# Records for this task
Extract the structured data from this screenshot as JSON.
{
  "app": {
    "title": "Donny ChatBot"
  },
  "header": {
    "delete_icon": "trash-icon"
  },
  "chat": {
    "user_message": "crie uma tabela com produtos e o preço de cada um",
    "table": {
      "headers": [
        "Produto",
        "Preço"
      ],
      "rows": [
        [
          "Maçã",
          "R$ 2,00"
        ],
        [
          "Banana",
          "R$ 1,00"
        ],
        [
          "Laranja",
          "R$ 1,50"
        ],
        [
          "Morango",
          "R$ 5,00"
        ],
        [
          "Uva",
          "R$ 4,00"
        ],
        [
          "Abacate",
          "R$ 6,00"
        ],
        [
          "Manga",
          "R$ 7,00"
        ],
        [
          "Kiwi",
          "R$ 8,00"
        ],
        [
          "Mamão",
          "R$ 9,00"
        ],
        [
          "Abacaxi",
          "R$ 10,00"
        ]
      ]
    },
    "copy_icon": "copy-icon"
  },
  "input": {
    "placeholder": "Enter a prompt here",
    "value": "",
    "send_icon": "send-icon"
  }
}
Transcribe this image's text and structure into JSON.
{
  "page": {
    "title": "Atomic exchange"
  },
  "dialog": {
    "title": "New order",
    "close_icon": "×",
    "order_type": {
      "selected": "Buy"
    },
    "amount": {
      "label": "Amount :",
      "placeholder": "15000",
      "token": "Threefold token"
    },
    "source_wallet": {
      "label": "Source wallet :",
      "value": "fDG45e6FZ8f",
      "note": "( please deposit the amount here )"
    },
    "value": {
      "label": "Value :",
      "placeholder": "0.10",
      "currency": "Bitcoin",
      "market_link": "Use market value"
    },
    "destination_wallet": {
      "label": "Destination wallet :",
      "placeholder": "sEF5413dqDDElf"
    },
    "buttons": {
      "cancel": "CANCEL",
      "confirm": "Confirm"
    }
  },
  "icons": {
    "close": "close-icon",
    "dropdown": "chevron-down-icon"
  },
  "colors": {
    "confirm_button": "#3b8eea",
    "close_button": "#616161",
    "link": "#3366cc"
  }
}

# Task details
Print again each line of the listing above, exactly as it appears.

# Problem solution
Extract the structured data from this screenshot as JSON.
{
  "app": {
    "title": "Donny ChatBot"
  },
  "header": {
    "delete_icon": "trash-icon"
  },
  "chat": {
    "user_message": "crie uma tabela com produtos e o preço de cada um",
    "table": {
      "headers": [
        "Produto",
        "Preço"
      ],
      "rows": [
        [
          "Maçã",
          "R$ 2,00"
        ],
        [
          "Banana",
          "R$ 1,00"
        ],
        [
          "Laranja",
          "R$ 1,50"
        ],
        [
          "Morango",
          "R$ 5,00"
        ],
        [
          "Uva",
          "R$ 4,00"
        ],
        [
          "Abacate",
          "R$ 6,00"
        ],
        [
          "Manga",
          "R$ 7,00"
        ],
        [
          "Kiwi",
          "R$ 8,00"
        ],
        [
          "Mamão",
          "R$ 9,00"
        ],
        [
          "Abacaxi",
          "R$ 10,00"
        ]
      ]
    },
    "copy_icon": "copy-icon"
  },
  "input": {
    "placeholder": "Enter a prompt here",
    "value": "",
    "send_icon": "send-icon"
  }
}
Transcribe this image's text and structure into JSON.
{
  "page": {
    "title": "Atomic exchange"
  },
  "dialog": {
    "title": "New order",
    "close_icon": "×",
    "order_type": {
      "selected": "Buy"
    },
    "amount": {
      "label": "Amount :",
      "placeholder": "15000",
      "token": "Threefold token"
    },
    "source_wallet": {
      "label": "Source wallet :",
      "value": "fDG45e6FZ8f",
      "note": "( please deposit the amount here )"
    },
    "value": {
      "label": "Value :",
      "placeholder": "0.10",
      "currency": "Bitcoin",
      "market_link": "Use market value"
    },
    "destination_wallet": {
      "label": "Destination wallet :",
      "placeholder": "sEF5413dqDDElf"
    },
    "buttons": {
      "cancel": "CANCEL",
      "confirm": "Confirm"
    }
  },
  "icons": {
    "close": "close-icon",
    "dropdown": "chevron-down-icon"
  },
  "colors": {
    "confirm_button": "#3b8eea",
    "close_button": "#616161",
    "link": "#3366cc"
  }
}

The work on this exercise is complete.